# [Records]

********************

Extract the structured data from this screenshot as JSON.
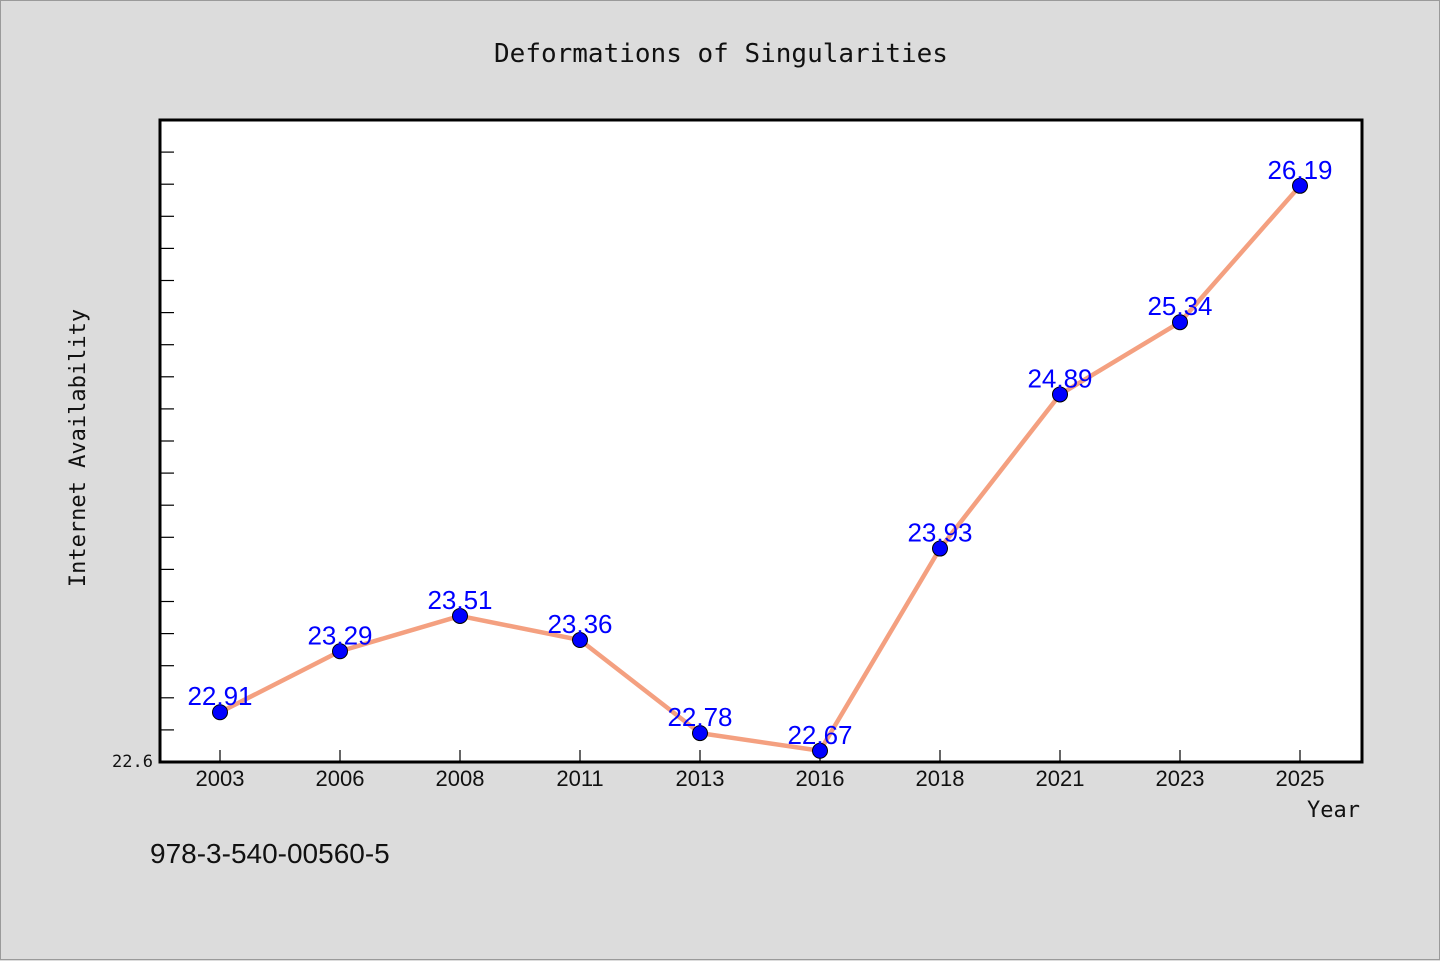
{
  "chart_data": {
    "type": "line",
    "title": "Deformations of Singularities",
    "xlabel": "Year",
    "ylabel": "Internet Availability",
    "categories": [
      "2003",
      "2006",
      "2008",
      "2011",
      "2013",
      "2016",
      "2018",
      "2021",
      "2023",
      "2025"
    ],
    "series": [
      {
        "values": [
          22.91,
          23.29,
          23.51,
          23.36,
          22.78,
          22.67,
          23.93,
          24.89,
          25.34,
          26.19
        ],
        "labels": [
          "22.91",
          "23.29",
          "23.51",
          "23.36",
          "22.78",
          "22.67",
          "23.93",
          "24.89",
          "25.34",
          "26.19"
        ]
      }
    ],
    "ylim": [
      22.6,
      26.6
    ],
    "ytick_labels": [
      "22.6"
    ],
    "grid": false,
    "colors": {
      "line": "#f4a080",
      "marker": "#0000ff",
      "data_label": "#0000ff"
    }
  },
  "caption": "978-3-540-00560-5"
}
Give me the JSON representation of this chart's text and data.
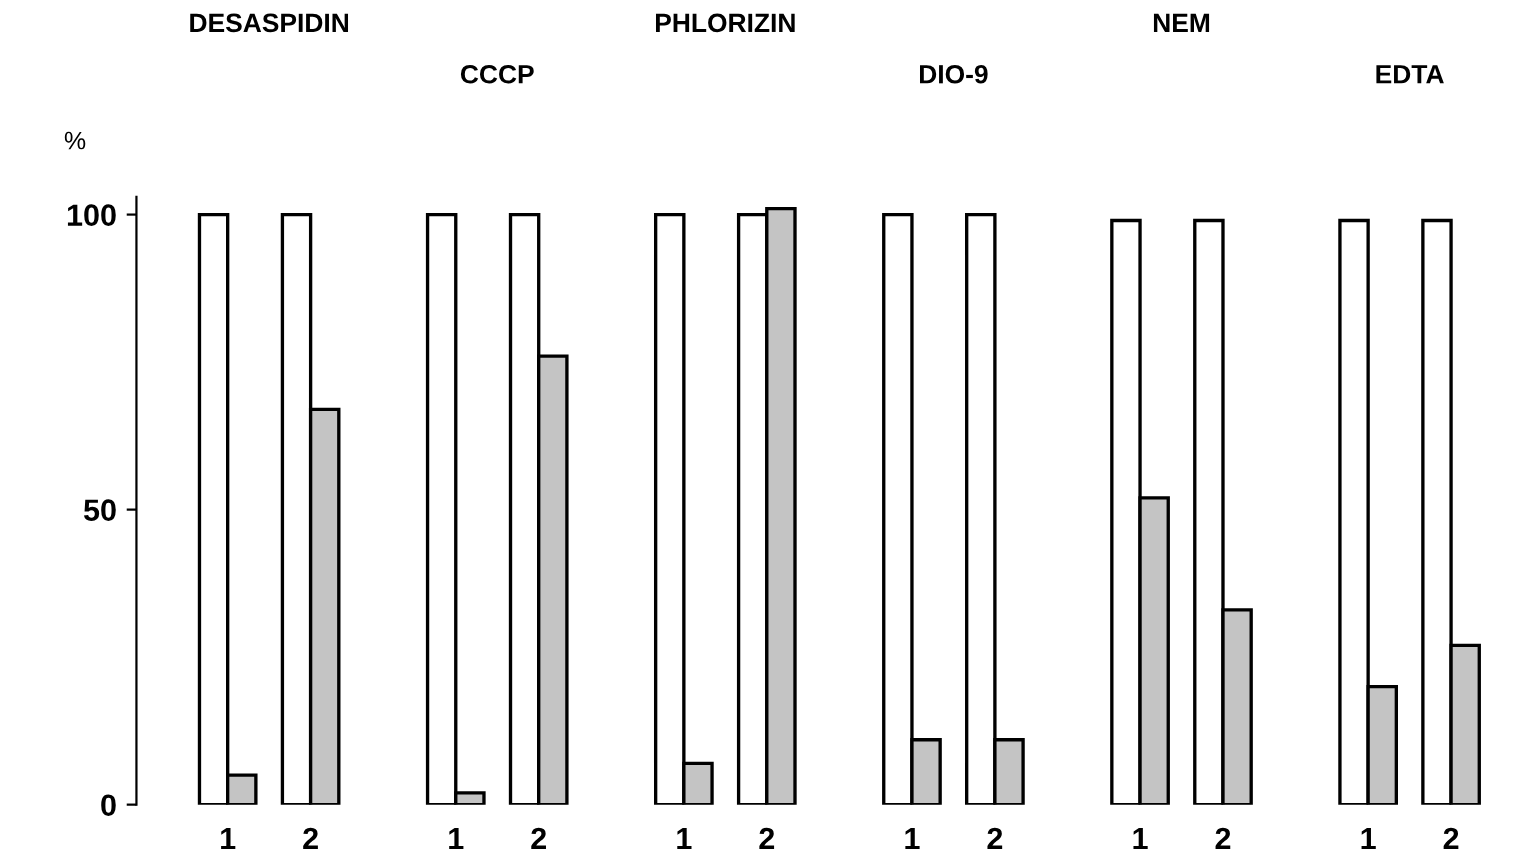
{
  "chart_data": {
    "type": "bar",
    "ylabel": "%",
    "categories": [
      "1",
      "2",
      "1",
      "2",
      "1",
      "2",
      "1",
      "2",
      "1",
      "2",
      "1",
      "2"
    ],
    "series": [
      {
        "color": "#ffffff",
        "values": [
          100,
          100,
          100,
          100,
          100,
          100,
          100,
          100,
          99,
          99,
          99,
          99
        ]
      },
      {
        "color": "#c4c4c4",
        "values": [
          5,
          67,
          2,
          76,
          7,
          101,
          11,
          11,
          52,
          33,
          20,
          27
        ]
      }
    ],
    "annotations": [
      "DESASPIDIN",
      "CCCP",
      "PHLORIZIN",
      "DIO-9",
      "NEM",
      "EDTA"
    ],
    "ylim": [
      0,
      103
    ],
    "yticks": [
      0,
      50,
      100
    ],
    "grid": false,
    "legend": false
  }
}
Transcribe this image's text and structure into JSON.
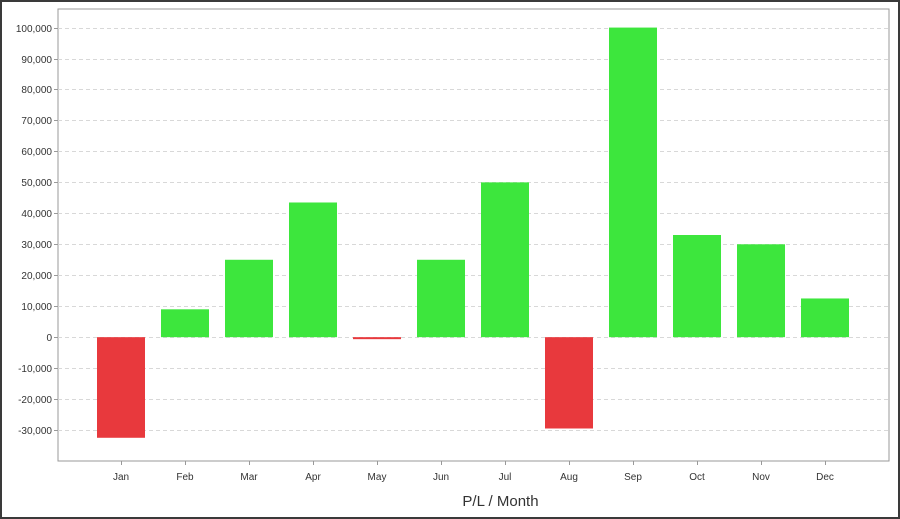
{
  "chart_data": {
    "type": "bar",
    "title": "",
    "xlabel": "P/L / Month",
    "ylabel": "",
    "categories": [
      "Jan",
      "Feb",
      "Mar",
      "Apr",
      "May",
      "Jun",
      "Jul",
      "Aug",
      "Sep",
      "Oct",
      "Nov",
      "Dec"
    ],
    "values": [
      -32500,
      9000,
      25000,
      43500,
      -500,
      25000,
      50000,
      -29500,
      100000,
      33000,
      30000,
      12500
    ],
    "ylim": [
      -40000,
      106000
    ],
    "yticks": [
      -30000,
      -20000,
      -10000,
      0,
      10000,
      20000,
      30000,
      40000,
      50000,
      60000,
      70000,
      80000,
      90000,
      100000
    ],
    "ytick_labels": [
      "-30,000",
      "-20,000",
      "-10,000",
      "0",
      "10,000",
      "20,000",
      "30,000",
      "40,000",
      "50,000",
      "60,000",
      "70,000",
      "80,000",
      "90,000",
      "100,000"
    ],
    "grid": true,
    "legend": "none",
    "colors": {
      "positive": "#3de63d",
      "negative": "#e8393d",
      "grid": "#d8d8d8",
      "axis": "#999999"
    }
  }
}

********************

# [Given task]
Replicate the material above verbatim; images stay out of the copy.

# [Solved exercise]
Extract the structured data from this screenshot as JSON.
{
  "chart_data": {
    "type": "line",
    "title": "Deformations of Singularities",
    "xlabel": "Year",
    "ylabel": "Internet Availability",
    "categories": [
      "2003",
      "2006",
      "2008",
      "2011",
      "2013",
      "2016",
      "2018",
      "2021",
      "2023",
      "2025"
    ],
    "series": [
      {
        "values": [
          22.91,
          23.29,
          23.51,
          23.36,
          22.78,
          22.67,
          23.93,
          24.89,
          25.34,
          26.19
        ],
        "labels": [
          "22.91",
          "23.29",
          "23.51",
          "23.36",
          "22.78",
          "22.67",
          "23.93",
          "24.89",
          "25.34",
          "26.19"
        ]
      }
    ],
    "ylim": [
      22.6,
      26.6
    ],
    "ytick_labels": [
      "22.6"
    ],
    "grid": false,
    "colors": {
      "line": "#f4a080",
      "marker": "#0000ff",
      "data_label": "#0000ff"
    }
  },
  "caption": "978-3-540-00560-5"
}
Give me the JSON representation of this chart's text and data.
{
  "chart_data": {
    "type": "bar",
    "ylabel": "%",
    "categories": [
      "1",
      "2",
      "1",
      "2",
      "1",
      "2",
      "1",
      "2",
      "1",
      "2",
      "1",
      "2"
    ],
    "series": [
      {
        "color": "#ffffff",
        "values": [
          100,
          100,
          100,
          100,
          100,
          100,
          100,
          100,
          99,
          99,
          99,
          99
        ]
      },
      {
        "color": "#c4c4c4",
        "values": [
          5,
          67,
          2,
          76,
          7,
          101,
          11,
          11,
          52,
          33,
          20,
          27
        ]
      }
    ],
    "annotations": [
      "DESASPIDIN",
      "CCCP",
      "PHLORIZIN",
      "DIO-9",
      "NEM",
      "EDTA"
    ],
    "ylim": [
      0,
      103
    ],
    "yticks": [
      0,
      50,
      100
    ],
    "grid": false,
    "legend": false
  }
}
Transcribe this image's text and structure into JSON.
{
  "chart_data": {
    "type": "bar",
    "title": "",
    "xlabel": "P/L / Month",
    "ylabel": "",
    "categories": [
      "Jan",
      "Feb",
      "Mar",
      "Apr",
      "May",
      "Jun",
      "Jul",
      "Aug",
      "Sep",
      "Oct",
      "Nov",
      "Dec"
    ],
    "values": [
      -32500,
      9000,
      25000,
      43500,
      -500,
      25000,
      50000,
      -29500,
      100000,
      33000,
      30000,
      12500
    ],
    "ylim": [
      -40000,
      106000
    ],
    "yticks": [
      -30000,
      -20000,
      -10000,
      0,
      10000,
      20000,
      30000,
      40000,
      50000,
      60000,
      70000,
      80000,
      90000,
      100000
    ],
    "ytick_labels": [
      "-30,000",
      "-20,000",
      "-10,000",
      "0",
      "10,000",
      "20,000",
      "30,000",
      "40,000",
      "50,000",
      "60,000",
      "70,000",
      "80,000",
      "90,000",
      "100,000"
    ],
    "grid": true,
    "legend": "none",
    "colors": {
      "positive": "#3de63d",
      "negative": "#e8393d",
      "grid": "#d8d8d8",
      "axis": "#999999"
    }
  }
}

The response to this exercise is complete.